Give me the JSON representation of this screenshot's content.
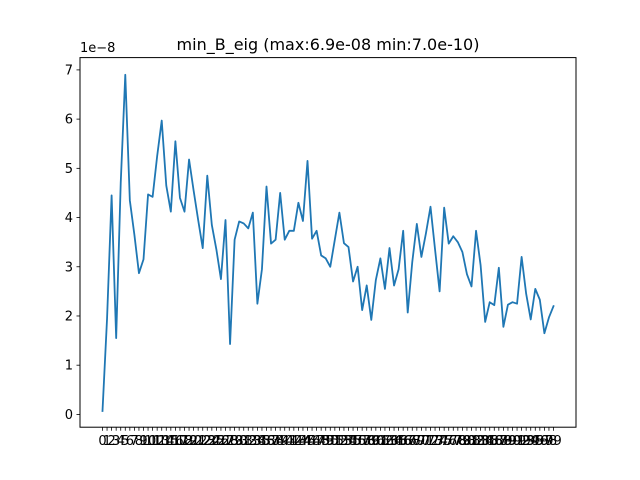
{
  "chart_data": {
    "type": "line",
    "title": "min_B_eig (max:6.9e-08 min:7.0e-10)",
    "xlabel": "",
    "ylabel": "",
    "y_offset_label": "1e−8",
    "x_categories": [
      "0",
      "1",
      "2",
      "3",
      "4",
      "5",
      "6",
      "7",
      "8",
      "9",
      "10",
      "11",
      "12",
      "13",
      "14",
      "15",
      "16",
      "17",
      "18",
      "19",
      "20",
      "21",
      "22",
      "23",
      "24",
      "25",
      "26",
      "27",
      "28",
      "29",
      "30",
      "31",
      "32",
      "33",
      "34",
      "35",
      "36",
      "37",
      "38",
      "39",
      "40",
      "41",
      "42",
      "43",
      "44",
      "45",
      "46",
      "47",
      "48",
      "49",
      "50",
      "51",
      "52",
      "53",
      "54",
      "55",
      "56",
      "57",
      "58",
      "59",
      "60",
      "61",
      "62",
      "63",
      "64",
      "65",
      "66",
      "67",
      "68",
      "69",
      "70",
      "71",
      "72",
      "73",
      "74",
      "75",
      "76",
      "77",
      "78",
      "79",
      "80",
      "81",
      "82",
      "83",
      "84",
      "85",
      "86",
      "87",
      "88",
      "89",
      "90",
      "91",
      "92",
      "93",
      "94",
      "95",
      "96",
      "97",
      "98",
      "99"
    ],
    "y_ticks": [
      "0",
      "1",
      "2",
      "3",
      "4",
      "5",
      "6",
      "7"
    ],
    "ylim": [
      -0.26,
      7.25
    ],
    "grid": false,
    "series": [
      {
        "color": "#1f77b4",
        "values": [
          0.07,
          1.95,
          4.45,
          1.55,
          4.7,
          6.9,
          4.35,
          3.65,
          2.87,
          3.15,
          4.47,
          4.42,
          5.25,
          5.97,
          4.65,
          4.12,
          5.55,
          4.4,
          4.12,
          5.18,
          4.55,
          3.95,
          3.38,
          4.85,
          3.85,
          3.35,
          2.75,
          3.95,
          1.43,
          3.55,
          3.92,
          3.88,
          3.78,
          4.1,
          2.25,
          2.95,
          4.63,
          3.47,
          3.55,
          4.5,
          3.55,
          3.73,
          3.73,
          4.3,
          3.93,
          5.15,
          3.57,
          3.73,
          3.23,
          3.17,
          3.0,
          3.55,
          4.1,
          3.48,
          3.4,
          2.7,
          3.0,
          2.12,
          2.62,
          1.92,
          2.73,
          3.17,
          2.55,
          3.38,
          2.62,
          2.95,
          3.73,
          2.07,
          3.1,
          3.87,
          3.2,
          3.68,
          4.22,
          3.35,
          2.5,
          4.2,
          3.47,
          3.62,
          3.5,
          3.3,
          2.85,
          2.6,
          3.73,
          3.03,
          1.88,
          2.28,
          2.22,
          2.98,
          1.78,
          2.23,
          2.28,
          2.25,
          3.2,
          2.45,
          1.93,
          2.55,
          2.33,
          1.65,
          1.97,
          2.2
        ]
      }
    ]
  }
}
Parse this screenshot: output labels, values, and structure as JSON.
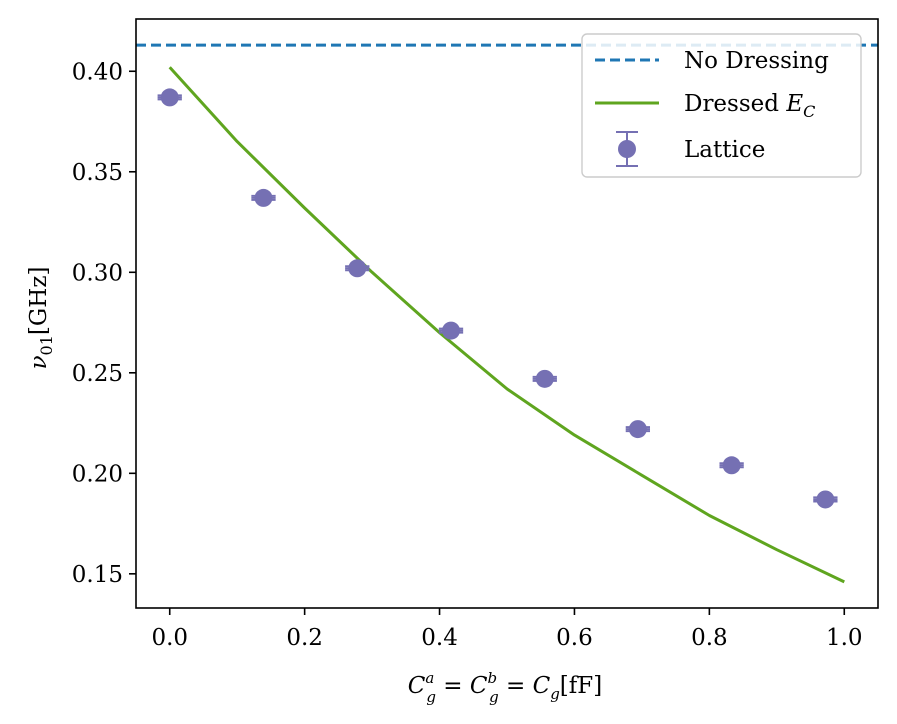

━━━━━━

**WHAT THIS TASK INVOLVES:** In this exercise, set down all of the data exactly, without the pictures.

**TASK SOLUTION:**
Give me the JSON representation of this screenshot's content.
{
  "chart_data": {
    "type": "line",
    "title": "min_B_eig (max:6.9e-08 min:7.0e-10)",
    "xlabel": "",
    "ylabel": "",
    "y_offset_label": "1e−8",
    "x_categories": [
      "0",
      "1",
      "2",
      "3",
      "4",
      "5",
      "6",
      "7",
      "8",
      "9",
      "10",
      "11",
      "12",
      "13",
      "14",
      "15",
      "16",
      "17",
      "18",
      "19",
      "20",
      "21",
      "22",
      "23",
      "24",
      "25",
      "26",
      "27",
      "28",
      "29",
      "30",
      "31",
      "32",
      "33",
      "34",
      "35",
      "36",
      "37",
      "38",
      "39",
      "40",
      "41",
      "42",
      "43",
      "44",
      "45",
      "46",
      "47",
      "48",
      "49",
      "50",
      "51",
      "52",
      "53",
      "54",
      "55",
      "56",
      "57",
      "58",
      "59",
      "60",
      "61",
      "62",
      "63",
      "64",
      "65",
      "66",
      "67",
      "68",
      "69",
      "70",
      "71",
      "72",
      "73",
      "74",
      "75",
      "76",
      "77",
      "78",
      "79",
      "80",
      "81",
      "82",
      "83",
      "84",
      "85",
      "86",
      "87",
      "88",
      "89",
      "90",
      "91",
      "92",
      "93",
      "94",
      "95",
      "96",
      "97",
      "98",
      "99"
    ],
    "y_ticks": [
      "0",
      "1",
      "2",
      "3",
      "4",
      "5",
      "6",
      "7"
    ],
    "ylim": [
      -0.26,
      7.25
    ],
    "grid": false,
    "series": [
      {
        "color": "#1f77b4",
        "values": [
          0.07,
          1.95,
          4.45,
          1.55,
          4.7,
          6.9,
          4.35,
          3.65,
          2.87,
          3.15,
          4.47,
          4.42,
          5.25,
          5.97,
          4.65,
          4.12,
          5.55,
          4.4,
          4.12,
          5.18,
          4.55,
          3.95,
          3.38,
          4.85,
          3.85,
          3.35,
          2.75,
          3.95,
          1.43,
          3.55,
          3.92,
          3.88,
          3.78,
          4.1,
          2.25,
          2.95,
          4.63,
          3.47,
          3.55,
          4.5,
          3.55,
          3.73,
          3.73,
          4.3,
          3.93,
          5.15,
          3.57,
          3.73,
          3.23,
          3.17,
          3.0,
          3.55,
          4.1,
          3.48,
          3.4,
          2.7,
          3.0,
          2.12,
          2.62,
          1.92,
          2.73,
          3.17,
          2.55,
          3.38,
          2.62,
          2.95,
          3.73,
          2.07,
          3.1,
          3.87,
          3.2,
          3.68,
          4.22,
          3.35,
          2.5,
          4.2,
          3.47,
          3.62,
          3.5,
          3.3,
          2.85,
          2.6,
          3.73,
          3.03,
          1.88,
          2.28,
          2.22,
          2.98,
          1.78,
          2.23,
          2.28,
          2.25,
          3.2,
          2.45,
          1.93,
          2.55,
          2.33,
          1.65,
          1.97,
          2.2
        ]
      }
    ]
  }
}
Parse this screenshot: output labels, values, and structure as JSON.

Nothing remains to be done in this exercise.